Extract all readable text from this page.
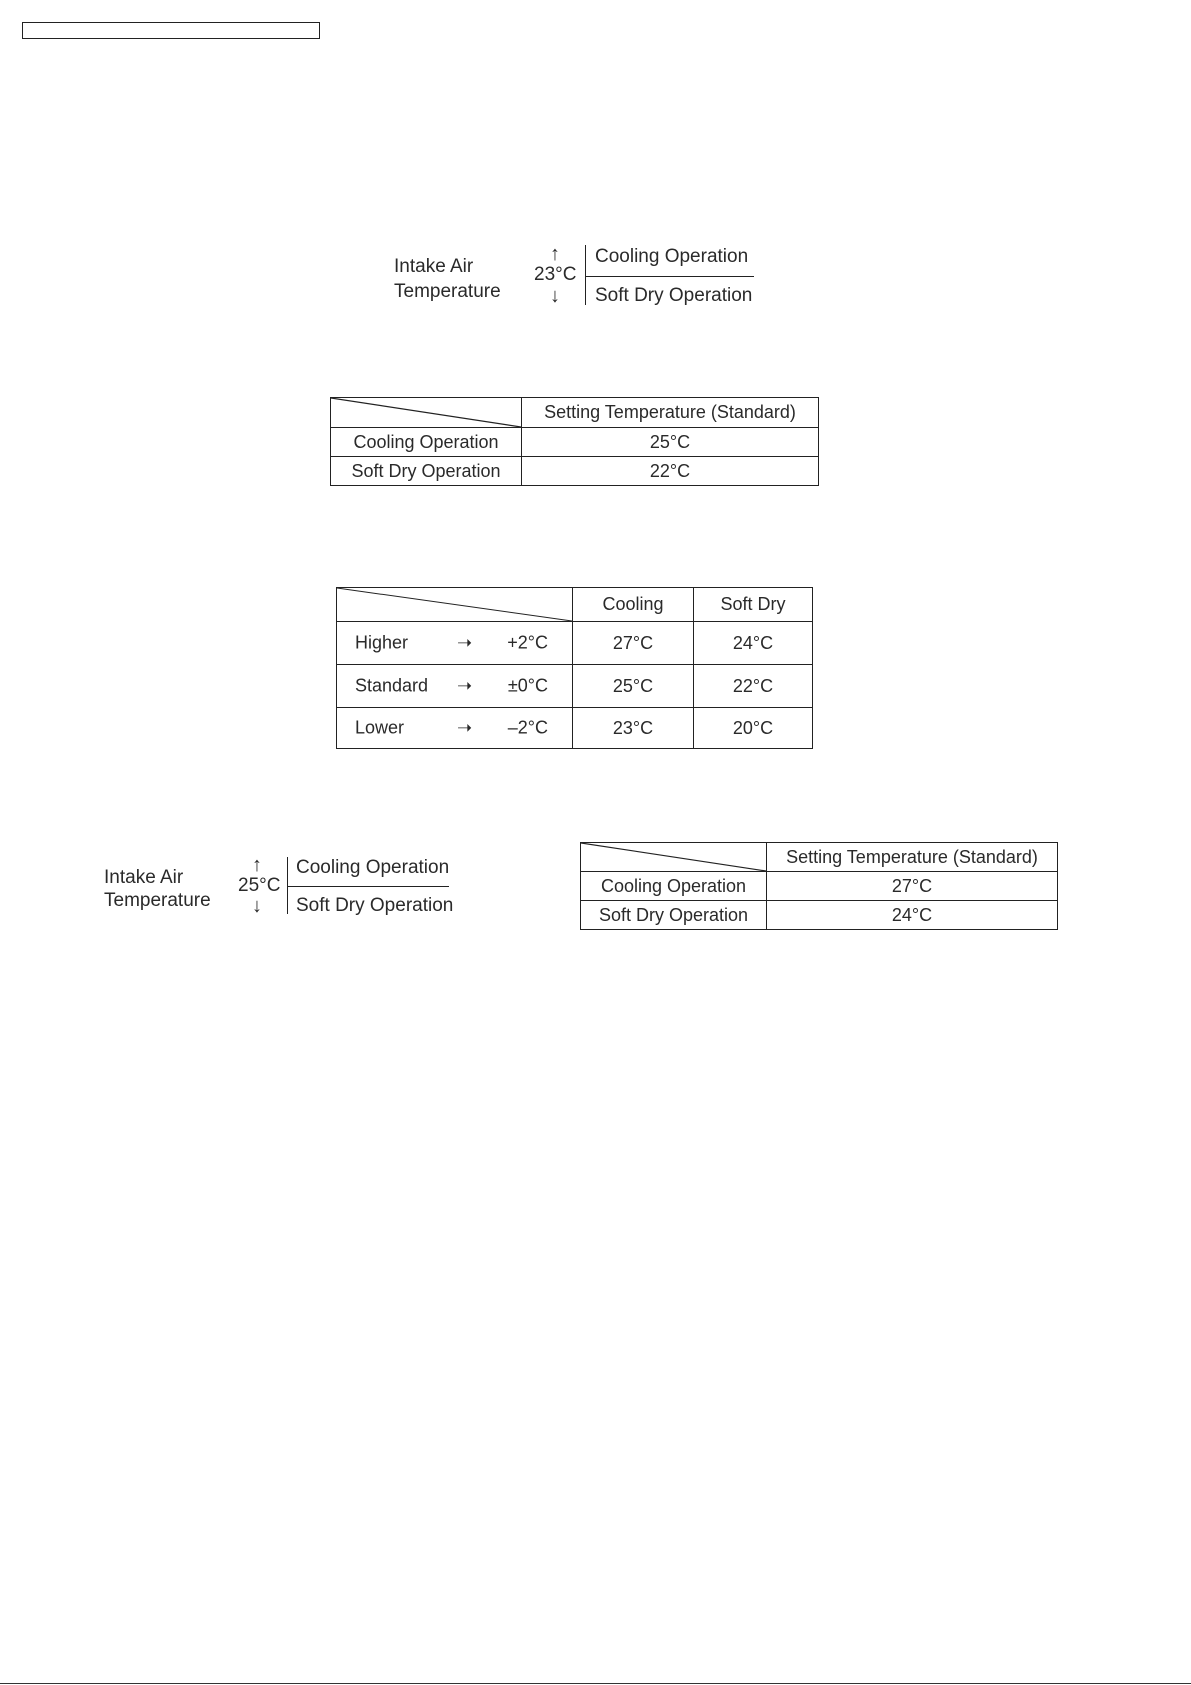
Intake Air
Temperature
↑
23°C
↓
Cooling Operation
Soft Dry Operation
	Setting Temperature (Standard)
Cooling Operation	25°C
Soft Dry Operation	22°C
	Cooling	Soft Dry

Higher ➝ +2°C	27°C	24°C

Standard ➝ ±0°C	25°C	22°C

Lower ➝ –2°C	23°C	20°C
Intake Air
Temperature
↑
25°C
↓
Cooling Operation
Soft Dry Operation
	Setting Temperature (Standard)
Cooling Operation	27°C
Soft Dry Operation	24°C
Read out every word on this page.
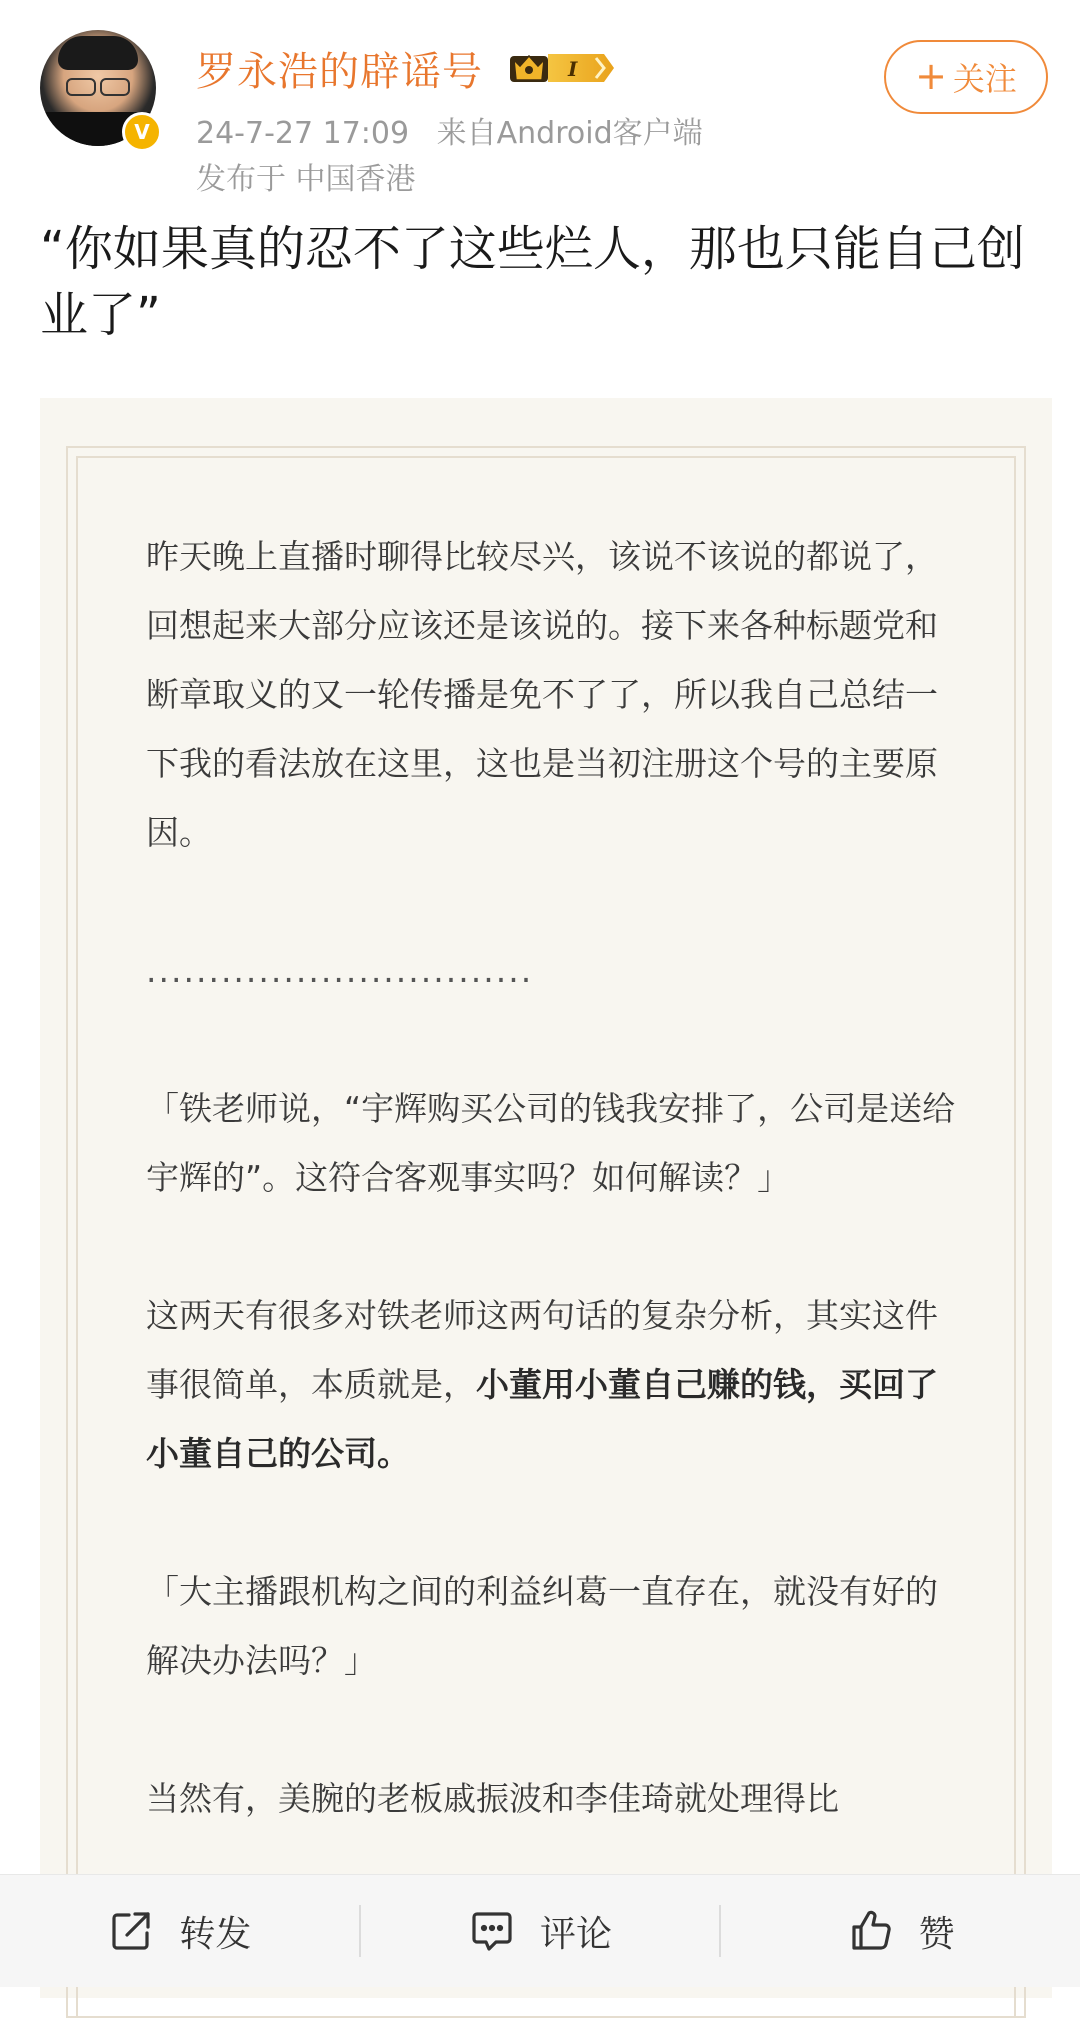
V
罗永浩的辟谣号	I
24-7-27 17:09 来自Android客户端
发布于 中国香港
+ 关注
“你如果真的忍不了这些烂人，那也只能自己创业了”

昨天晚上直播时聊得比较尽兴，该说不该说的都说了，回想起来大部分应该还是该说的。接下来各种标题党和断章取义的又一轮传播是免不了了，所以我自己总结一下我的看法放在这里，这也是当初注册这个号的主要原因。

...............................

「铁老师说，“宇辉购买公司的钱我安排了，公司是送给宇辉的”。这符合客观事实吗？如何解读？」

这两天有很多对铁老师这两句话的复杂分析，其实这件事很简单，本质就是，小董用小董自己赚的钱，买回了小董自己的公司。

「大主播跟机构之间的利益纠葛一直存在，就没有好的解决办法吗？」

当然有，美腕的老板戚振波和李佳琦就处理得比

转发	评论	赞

________

> **INSTRUCTION**
Identify and list each line with the word "this".

> **SOLVED EXERCISE**
Extract all readable text from this page.
Read out every word on this page.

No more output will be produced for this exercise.